» **TASK GOAL**:
Copy out the lines that have "swimming" in them.

(Stored records)
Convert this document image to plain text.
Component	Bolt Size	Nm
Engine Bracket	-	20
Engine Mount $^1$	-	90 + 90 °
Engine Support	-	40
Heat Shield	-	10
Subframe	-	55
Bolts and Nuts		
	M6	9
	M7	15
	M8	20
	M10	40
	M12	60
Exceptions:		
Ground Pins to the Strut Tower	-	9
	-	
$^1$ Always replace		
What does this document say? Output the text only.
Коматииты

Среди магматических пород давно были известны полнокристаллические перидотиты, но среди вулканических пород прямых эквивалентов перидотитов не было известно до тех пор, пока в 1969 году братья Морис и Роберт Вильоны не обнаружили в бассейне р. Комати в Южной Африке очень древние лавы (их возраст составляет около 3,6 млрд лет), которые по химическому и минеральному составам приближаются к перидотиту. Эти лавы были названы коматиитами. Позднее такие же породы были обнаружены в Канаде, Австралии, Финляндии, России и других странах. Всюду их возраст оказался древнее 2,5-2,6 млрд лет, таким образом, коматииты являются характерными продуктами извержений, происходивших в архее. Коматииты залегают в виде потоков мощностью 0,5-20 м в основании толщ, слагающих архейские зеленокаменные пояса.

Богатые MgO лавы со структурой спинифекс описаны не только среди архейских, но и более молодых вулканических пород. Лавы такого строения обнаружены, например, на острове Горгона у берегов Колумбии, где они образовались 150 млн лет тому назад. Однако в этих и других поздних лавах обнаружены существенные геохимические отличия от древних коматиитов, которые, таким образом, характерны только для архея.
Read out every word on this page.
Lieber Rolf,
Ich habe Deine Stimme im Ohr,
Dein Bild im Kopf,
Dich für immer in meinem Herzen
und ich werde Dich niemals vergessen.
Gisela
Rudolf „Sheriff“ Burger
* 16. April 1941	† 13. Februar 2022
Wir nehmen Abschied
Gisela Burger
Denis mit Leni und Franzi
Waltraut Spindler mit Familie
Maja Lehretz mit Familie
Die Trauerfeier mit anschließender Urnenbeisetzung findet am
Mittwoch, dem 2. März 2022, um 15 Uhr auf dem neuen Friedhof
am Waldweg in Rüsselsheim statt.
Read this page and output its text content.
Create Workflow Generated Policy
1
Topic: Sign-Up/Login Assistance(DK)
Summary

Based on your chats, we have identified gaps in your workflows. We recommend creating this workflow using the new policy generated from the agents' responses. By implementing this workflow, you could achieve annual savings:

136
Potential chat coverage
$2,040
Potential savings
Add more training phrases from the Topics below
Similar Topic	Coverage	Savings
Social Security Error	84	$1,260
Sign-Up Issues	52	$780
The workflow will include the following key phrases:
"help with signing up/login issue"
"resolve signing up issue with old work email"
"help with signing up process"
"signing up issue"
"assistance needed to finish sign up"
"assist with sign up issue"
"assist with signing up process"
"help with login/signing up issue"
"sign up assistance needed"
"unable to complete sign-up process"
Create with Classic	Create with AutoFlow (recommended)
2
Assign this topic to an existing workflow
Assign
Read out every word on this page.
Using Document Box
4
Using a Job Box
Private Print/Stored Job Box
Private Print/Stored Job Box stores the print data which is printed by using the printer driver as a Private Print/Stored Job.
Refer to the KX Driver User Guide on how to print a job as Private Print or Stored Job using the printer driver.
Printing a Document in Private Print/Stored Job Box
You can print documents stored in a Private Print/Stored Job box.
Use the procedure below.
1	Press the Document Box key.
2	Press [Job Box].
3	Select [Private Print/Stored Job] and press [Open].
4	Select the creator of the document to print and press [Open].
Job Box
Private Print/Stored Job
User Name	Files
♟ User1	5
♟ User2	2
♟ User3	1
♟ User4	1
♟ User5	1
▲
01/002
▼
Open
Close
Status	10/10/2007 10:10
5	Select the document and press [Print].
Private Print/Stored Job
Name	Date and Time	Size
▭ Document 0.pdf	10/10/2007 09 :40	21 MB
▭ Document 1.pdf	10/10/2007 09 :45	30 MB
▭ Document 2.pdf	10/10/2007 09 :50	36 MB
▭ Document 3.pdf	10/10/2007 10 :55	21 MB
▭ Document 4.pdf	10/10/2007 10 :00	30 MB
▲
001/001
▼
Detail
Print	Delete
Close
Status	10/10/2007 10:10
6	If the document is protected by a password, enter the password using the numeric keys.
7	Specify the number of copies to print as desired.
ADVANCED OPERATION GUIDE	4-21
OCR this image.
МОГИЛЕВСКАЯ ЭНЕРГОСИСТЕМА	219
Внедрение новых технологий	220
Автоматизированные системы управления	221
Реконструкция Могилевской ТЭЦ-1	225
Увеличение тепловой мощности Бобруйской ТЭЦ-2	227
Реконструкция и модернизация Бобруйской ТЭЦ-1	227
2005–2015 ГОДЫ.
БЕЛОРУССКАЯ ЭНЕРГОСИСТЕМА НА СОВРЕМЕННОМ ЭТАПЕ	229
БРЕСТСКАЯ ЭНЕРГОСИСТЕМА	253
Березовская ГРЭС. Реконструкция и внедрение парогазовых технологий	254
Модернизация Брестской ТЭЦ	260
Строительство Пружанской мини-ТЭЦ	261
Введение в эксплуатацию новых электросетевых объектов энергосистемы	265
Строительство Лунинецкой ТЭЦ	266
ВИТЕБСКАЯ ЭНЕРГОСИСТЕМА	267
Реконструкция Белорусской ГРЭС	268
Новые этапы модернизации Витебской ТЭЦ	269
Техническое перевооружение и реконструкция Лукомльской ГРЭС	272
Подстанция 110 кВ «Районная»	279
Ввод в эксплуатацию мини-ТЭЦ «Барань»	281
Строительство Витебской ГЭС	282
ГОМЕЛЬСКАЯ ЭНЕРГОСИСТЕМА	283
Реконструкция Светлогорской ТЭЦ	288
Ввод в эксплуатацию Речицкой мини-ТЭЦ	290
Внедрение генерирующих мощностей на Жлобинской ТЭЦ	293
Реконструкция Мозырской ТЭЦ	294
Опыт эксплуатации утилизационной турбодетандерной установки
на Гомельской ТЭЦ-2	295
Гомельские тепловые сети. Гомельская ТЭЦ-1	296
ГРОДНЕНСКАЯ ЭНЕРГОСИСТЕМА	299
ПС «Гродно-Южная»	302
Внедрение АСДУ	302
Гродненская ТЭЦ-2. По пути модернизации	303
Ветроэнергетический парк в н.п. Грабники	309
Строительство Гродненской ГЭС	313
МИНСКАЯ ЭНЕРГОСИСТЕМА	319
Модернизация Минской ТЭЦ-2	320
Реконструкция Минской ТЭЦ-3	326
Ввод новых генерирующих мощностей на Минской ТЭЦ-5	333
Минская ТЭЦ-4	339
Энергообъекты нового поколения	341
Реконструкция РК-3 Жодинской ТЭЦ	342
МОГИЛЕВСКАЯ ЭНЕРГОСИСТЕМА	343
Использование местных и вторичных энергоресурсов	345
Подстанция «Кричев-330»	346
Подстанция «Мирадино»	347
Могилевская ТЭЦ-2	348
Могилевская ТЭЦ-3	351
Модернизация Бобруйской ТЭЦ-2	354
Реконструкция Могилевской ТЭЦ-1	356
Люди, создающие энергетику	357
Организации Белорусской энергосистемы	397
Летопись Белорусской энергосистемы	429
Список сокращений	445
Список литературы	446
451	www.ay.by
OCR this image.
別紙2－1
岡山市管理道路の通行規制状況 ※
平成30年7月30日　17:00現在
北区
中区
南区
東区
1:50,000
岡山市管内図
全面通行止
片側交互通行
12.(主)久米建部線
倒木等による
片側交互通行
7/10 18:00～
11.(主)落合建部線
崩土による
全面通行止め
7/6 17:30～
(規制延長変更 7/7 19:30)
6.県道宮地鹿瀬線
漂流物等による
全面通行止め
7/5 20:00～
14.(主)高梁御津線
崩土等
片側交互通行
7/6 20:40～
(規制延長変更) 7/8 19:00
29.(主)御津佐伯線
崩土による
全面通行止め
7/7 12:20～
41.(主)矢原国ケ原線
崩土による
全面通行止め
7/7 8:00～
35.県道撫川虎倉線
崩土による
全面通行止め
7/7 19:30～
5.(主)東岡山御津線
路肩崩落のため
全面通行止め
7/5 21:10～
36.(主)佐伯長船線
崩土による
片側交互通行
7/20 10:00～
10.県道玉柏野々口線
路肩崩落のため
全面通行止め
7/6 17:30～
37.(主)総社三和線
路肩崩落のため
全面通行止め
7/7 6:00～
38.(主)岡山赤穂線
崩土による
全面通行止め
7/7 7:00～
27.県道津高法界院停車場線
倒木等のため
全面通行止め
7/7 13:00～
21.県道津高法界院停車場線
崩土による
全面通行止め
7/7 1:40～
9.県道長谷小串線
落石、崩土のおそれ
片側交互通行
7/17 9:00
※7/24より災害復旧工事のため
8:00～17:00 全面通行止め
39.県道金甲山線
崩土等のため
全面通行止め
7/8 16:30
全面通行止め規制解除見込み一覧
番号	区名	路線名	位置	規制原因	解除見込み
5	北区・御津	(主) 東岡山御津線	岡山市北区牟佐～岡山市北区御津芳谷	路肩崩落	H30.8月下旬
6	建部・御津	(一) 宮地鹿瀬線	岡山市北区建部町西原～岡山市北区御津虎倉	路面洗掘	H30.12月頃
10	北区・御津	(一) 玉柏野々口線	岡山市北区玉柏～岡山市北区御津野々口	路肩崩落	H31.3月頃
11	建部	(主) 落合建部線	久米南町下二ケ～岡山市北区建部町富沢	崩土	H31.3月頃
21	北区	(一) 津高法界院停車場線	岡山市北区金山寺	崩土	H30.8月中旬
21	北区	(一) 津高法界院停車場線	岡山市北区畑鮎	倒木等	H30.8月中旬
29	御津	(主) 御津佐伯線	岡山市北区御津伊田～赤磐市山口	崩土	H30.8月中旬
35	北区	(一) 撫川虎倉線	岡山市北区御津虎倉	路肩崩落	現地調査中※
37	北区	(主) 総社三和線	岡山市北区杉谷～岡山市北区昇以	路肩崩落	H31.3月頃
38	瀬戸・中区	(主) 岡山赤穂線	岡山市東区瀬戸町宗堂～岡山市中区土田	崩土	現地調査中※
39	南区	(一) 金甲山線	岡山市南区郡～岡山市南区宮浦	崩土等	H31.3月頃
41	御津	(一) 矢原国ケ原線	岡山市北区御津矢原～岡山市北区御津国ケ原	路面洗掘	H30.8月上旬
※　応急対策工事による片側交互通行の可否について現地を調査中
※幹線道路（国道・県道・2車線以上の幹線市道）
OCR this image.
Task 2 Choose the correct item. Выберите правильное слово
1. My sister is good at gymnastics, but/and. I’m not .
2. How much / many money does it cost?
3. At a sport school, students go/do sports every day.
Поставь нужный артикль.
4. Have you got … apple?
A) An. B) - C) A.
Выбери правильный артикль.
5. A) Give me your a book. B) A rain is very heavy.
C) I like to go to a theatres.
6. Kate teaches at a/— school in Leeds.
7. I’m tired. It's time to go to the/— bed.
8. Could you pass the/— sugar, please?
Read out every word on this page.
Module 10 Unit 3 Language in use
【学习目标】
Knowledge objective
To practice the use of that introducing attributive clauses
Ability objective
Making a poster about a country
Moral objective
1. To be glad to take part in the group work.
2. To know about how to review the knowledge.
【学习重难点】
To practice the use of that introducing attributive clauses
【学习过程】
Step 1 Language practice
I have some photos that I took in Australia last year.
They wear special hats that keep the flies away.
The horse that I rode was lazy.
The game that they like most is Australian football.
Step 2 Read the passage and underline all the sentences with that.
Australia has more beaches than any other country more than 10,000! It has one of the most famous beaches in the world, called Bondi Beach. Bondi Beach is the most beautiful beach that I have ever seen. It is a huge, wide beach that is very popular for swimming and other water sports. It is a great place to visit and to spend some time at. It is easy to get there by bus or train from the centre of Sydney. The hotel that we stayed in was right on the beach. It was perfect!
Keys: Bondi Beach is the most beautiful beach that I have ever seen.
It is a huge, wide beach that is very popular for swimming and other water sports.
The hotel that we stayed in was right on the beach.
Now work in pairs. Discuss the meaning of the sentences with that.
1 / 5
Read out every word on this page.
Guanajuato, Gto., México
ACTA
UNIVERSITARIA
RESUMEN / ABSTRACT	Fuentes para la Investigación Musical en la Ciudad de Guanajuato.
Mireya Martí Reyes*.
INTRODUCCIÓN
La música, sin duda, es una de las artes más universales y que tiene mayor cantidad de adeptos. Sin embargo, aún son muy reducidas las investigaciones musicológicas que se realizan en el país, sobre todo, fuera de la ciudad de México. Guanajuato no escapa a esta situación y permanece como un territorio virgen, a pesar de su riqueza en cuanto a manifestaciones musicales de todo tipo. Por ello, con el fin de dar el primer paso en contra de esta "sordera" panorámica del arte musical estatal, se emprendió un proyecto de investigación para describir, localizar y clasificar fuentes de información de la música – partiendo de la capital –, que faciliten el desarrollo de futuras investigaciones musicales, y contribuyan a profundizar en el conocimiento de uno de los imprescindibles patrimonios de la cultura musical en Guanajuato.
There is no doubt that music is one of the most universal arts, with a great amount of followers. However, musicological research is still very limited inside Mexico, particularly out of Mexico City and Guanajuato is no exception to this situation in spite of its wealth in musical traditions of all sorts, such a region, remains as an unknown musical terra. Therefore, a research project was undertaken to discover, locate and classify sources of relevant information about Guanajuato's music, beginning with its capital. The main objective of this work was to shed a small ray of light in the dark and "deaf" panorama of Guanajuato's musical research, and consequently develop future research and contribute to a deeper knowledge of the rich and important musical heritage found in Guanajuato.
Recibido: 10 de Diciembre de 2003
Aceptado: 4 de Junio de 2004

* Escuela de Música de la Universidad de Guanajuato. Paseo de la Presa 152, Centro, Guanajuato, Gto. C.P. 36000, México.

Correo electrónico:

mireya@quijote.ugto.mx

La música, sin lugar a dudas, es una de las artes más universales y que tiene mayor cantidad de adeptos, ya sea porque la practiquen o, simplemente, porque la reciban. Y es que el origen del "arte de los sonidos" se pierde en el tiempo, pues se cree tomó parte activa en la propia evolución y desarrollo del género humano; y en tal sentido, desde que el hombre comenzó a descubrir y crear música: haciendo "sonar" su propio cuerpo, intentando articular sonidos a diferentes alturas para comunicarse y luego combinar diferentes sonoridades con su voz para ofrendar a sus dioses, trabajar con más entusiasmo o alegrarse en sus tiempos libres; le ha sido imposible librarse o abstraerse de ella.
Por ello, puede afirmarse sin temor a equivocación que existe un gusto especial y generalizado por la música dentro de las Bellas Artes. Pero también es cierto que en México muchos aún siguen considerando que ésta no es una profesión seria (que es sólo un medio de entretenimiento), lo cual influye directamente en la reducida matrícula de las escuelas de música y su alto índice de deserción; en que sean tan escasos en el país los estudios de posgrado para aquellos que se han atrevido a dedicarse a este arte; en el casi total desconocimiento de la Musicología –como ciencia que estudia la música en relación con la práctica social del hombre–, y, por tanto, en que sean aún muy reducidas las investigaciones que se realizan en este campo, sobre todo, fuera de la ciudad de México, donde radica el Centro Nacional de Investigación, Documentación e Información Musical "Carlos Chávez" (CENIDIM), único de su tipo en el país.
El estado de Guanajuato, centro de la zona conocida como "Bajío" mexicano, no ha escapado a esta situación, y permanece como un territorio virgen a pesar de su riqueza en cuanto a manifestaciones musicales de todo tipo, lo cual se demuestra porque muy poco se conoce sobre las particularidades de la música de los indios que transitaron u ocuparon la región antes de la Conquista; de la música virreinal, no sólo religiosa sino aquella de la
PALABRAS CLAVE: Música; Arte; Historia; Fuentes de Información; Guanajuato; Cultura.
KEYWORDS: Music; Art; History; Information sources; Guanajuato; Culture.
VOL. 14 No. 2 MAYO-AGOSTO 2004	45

» **SOLUTION BELOW**:
Australia has more beaches than any other country more than 10,000! It has one of the most famous beaches in the world, called Bondi Beach. Bondi Beach is the most beautiful beach that I have ever seen. It is a huge, wide beach that is very popular for swimming and other water sports. It is a great place to visit and to spend some time at. It is easy to get there by bus or train from the centre of Sydney. The hotel that we stayed in was right on the beach. It was perfect!
It is a huge, wide beach that is very popular for swimming and other water sports.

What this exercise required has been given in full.